MATERIAL:
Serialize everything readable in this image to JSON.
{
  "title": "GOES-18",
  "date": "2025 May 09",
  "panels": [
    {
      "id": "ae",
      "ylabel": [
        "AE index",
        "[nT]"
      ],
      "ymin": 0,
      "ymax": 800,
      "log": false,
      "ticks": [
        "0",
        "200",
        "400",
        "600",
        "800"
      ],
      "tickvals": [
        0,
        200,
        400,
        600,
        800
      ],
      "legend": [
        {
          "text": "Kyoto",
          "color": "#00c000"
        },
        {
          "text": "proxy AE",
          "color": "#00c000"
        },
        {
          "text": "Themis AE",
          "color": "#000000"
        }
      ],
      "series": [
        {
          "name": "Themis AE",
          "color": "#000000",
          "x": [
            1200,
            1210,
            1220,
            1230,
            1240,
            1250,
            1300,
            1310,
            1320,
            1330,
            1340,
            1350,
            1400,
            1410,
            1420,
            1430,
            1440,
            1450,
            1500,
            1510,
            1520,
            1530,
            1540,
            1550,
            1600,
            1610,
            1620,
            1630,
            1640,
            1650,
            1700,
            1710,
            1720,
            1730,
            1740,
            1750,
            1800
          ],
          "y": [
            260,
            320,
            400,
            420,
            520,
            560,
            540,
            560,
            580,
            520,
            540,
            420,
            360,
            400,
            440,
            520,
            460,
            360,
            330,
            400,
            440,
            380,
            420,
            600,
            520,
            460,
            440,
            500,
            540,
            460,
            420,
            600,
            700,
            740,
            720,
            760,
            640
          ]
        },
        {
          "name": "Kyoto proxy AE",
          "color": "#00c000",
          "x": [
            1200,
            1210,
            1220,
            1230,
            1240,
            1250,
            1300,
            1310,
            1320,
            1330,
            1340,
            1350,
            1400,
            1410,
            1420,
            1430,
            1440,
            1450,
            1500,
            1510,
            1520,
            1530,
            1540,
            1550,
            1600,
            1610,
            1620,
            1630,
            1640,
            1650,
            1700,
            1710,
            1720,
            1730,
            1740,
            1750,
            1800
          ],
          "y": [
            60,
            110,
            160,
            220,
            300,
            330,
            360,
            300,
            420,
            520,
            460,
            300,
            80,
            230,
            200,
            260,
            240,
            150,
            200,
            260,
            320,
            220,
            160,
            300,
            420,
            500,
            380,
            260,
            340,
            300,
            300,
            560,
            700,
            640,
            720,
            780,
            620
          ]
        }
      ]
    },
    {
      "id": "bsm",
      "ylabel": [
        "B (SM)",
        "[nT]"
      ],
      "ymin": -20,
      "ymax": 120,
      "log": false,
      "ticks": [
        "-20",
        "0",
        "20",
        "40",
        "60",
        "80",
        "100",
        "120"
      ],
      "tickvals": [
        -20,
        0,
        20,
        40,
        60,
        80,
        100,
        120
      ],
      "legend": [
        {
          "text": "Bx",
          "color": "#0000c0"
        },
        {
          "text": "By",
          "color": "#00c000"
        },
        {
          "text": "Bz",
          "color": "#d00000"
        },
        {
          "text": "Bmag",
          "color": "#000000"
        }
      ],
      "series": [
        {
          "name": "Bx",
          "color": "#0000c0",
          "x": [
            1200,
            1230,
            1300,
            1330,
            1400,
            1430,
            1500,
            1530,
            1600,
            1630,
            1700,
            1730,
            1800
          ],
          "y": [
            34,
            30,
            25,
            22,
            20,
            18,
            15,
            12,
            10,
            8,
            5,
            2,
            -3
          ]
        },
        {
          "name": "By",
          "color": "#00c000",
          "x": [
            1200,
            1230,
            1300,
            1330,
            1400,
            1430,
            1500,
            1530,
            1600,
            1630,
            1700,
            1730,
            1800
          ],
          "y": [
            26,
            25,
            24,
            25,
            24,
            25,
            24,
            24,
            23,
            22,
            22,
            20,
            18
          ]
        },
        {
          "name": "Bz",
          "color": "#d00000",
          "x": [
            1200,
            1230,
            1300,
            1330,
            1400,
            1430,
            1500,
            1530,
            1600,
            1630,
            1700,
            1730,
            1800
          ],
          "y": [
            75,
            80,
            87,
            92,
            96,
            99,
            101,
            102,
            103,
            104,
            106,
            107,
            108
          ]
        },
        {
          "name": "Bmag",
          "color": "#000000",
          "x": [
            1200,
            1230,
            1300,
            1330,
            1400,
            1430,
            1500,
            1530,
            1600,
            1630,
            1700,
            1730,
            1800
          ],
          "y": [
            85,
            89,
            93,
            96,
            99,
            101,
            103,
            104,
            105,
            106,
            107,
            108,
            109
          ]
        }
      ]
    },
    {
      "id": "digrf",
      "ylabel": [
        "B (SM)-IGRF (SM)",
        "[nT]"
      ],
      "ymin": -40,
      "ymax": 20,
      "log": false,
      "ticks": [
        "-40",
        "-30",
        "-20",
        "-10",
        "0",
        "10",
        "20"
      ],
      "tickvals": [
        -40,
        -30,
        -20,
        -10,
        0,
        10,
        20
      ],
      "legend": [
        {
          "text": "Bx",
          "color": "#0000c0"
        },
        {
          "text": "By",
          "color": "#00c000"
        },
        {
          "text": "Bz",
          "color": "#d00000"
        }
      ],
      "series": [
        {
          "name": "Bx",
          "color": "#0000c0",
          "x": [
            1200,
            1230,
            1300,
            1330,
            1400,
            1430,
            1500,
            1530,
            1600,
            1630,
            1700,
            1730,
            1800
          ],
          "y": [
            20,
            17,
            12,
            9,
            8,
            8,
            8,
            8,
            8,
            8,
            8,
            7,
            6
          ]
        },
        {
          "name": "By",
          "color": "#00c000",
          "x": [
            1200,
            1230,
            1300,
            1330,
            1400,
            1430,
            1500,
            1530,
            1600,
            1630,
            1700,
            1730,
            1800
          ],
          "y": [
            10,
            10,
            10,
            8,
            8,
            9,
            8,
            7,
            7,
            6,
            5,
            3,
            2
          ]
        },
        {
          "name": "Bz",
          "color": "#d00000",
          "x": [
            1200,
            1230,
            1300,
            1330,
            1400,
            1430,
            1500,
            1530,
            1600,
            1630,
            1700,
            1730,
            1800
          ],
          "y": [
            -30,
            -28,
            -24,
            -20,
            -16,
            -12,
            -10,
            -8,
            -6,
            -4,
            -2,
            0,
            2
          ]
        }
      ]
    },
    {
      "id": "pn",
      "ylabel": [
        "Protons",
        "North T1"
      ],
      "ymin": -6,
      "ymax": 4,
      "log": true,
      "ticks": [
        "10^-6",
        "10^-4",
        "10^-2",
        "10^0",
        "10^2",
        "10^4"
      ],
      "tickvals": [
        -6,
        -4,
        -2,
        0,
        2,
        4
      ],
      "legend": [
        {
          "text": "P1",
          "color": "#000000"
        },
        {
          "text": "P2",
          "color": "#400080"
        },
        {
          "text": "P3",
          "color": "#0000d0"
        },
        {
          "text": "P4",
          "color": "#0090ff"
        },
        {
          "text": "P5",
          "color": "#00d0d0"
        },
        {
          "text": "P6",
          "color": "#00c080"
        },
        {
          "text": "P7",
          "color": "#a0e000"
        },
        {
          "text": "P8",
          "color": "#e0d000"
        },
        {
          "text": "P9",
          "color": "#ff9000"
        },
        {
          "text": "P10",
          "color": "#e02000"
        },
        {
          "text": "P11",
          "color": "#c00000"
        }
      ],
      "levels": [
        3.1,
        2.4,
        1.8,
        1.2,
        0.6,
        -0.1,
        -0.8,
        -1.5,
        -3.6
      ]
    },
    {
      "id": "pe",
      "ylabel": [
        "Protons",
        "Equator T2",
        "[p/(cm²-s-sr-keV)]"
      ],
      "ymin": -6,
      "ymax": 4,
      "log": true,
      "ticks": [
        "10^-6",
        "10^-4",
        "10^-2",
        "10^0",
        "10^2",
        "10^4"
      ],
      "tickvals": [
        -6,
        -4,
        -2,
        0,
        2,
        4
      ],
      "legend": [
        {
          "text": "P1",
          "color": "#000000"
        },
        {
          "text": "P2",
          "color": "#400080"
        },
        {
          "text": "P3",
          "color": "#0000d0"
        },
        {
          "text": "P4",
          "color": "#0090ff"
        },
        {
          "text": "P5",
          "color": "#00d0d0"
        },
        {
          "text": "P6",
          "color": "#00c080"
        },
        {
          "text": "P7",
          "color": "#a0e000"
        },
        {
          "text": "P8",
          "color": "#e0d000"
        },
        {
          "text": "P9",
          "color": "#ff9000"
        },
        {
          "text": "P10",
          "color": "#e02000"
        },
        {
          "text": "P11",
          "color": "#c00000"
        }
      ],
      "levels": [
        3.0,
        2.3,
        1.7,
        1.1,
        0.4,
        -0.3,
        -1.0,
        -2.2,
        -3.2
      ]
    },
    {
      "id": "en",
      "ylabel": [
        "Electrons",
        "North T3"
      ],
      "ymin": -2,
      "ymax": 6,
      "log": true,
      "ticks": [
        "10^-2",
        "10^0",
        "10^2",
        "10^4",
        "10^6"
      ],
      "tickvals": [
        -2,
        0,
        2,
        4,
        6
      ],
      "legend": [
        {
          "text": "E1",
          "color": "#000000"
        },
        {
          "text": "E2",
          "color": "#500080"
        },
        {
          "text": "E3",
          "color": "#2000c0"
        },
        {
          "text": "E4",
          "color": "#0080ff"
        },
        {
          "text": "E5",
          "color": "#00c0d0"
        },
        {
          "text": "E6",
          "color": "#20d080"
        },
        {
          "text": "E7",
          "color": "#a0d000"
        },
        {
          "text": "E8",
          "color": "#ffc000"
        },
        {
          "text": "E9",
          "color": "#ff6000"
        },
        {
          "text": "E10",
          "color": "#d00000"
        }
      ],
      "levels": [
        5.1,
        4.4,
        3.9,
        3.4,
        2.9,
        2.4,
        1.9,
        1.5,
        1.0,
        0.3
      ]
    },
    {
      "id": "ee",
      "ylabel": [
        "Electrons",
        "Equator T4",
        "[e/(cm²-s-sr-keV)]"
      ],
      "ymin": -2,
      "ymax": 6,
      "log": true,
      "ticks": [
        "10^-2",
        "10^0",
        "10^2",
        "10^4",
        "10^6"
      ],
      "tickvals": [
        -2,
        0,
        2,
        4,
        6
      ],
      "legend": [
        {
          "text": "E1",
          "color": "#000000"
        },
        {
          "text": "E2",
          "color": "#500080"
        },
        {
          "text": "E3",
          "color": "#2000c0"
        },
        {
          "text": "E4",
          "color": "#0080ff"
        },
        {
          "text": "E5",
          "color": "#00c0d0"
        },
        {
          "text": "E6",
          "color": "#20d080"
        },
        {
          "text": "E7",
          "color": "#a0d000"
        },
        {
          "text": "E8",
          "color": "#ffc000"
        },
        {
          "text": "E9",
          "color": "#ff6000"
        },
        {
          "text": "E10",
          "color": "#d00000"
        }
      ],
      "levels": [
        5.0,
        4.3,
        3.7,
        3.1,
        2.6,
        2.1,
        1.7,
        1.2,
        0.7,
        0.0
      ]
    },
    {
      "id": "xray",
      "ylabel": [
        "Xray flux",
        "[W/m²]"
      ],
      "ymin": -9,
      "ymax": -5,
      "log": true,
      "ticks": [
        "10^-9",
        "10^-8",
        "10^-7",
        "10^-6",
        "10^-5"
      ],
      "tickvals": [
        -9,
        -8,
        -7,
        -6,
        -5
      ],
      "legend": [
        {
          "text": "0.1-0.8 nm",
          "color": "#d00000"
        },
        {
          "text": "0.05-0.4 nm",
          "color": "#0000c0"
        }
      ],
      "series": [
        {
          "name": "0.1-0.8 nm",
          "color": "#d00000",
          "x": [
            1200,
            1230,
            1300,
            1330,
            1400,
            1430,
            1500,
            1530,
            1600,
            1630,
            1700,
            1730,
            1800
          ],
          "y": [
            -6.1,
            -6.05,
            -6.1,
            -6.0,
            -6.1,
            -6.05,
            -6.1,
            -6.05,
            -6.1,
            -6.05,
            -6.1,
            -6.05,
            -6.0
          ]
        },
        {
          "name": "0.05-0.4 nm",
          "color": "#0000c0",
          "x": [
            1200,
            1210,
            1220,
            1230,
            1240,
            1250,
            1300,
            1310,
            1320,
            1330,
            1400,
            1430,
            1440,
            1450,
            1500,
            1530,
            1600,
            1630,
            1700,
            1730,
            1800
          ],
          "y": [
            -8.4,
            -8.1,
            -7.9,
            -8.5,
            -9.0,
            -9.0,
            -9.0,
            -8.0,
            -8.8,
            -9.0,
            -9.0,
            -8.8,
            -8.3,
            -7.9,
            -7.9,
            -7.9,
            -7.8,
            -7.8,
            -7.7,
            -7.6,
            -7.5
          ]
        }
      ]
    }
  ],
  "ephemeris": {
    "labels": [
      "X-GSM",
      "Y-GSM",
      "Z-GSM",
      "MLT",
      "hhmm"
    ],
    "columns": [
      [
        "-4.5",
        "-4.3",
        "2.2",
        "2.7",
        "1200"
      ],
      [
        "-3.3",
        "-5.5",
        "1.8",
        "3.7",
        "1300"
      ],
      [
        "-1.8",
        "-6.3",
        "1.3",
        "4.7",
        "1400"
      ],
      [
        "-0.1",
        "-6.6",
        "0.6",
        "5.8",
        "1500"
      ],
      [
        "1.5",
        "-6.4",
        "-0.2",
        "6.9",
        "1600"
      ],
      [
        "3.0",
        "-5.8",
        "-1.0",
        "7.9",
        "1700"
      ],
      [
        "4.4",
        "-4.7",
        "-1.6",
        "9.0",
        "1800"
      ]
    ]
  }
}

GIVEN INSTRUCTION: Give only the number of lines in the entries above that contain the string "ymin".

WRITTEN REPLY: 8